# EXERCISE OBJECTIVE
Nothing in the data should change when you return it, but leave the pictures out.

# STORED ROWS

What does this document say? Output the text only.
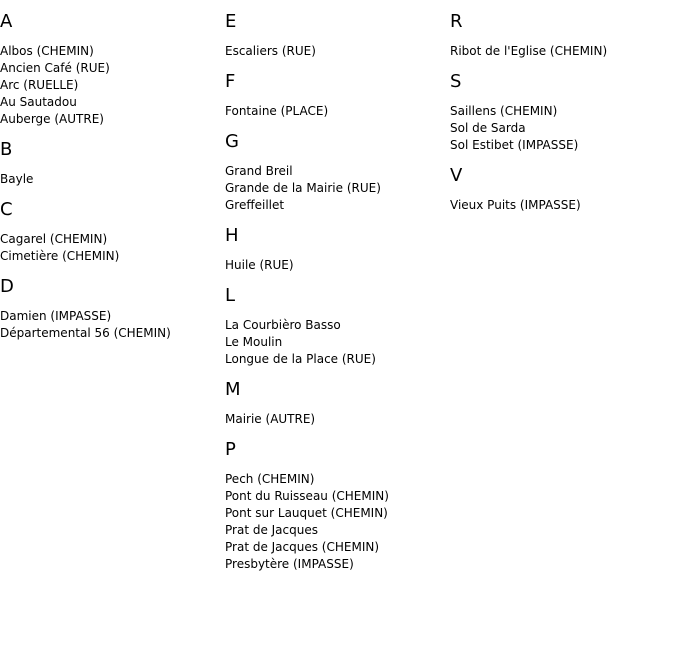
A
Albos (CHEMIN)
Ancien Café (RUE)
Arc (RUELLE)
Au Sautadou
Auberge (AUTRE)
B
Bayle
C
Cagarel (CHEMIN)
Cimetière (CHEMIN)
D
Damien (IMPASSE)
Départemental 56 (CHEMIN)
E
Escaliers (RUE)
F
Fontaine (PLACE)
G
Grand Breil
Grande de la Mairie (RUE)
Greffeillet
H
Huile (RUE)
L
La Courbièro Basso
Le Moulin
Longue de la Place (RUE)
M
Mairie (AUTRE)
P
Pech (CHEMIN)
Pont du Ruisseau (CHEMIN)
Pont sur Lauquet (CHEMIN)
Prat de Jacques
Prat de Jacques (CHEMIN)
Presbytère (IMPASSE)
R
Ribot de l'Eglise (CHEMIN)
S
Saillens (CHEMIN)
Sol de Sarda
Sol Estibet (IMPASSE)
V
Vieux Puits (IMPASSE)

# SOLVED PROBLEM
What does this document say? Output the text only.
A
Albos (CHEMIN)
Ancien Café (RUE)
Arc (RUELLE)
Au Sautadou
Auberge (AUTRE)
B
Bayle
C
Cagarel (CHEMIN)
Cimetière (CHEMIN)
D
Damien (IMPASSE)
Départemental 56 (CHEMIN)
E
Escaliers (RUE)
F
Fontaine (PLACE)
G
Grand Breil
Grande de la Mairie (RUE)
Greffeillet
H
Huile (RUE)
L
La Courbièro Basso
Le Moulin
Longue de la Place (RUE)
M
Mairie (AUTRE)
P
Pech (CHEMIN)
Pont du Ruisseau (CHEMIN)
Pont sur Lauquet (CHEMIN)
Prat de Jacques
Prat de Jacques (CHEMIN)
Presbytère (IMPASSE)
R
Ribot de l'Eglise (CHEMIN)
S
Saillens (CHEMIN)
Sol de Sarda
Sol Estibet (IMPASSE)
V
Vieux Puits (IMPASSE)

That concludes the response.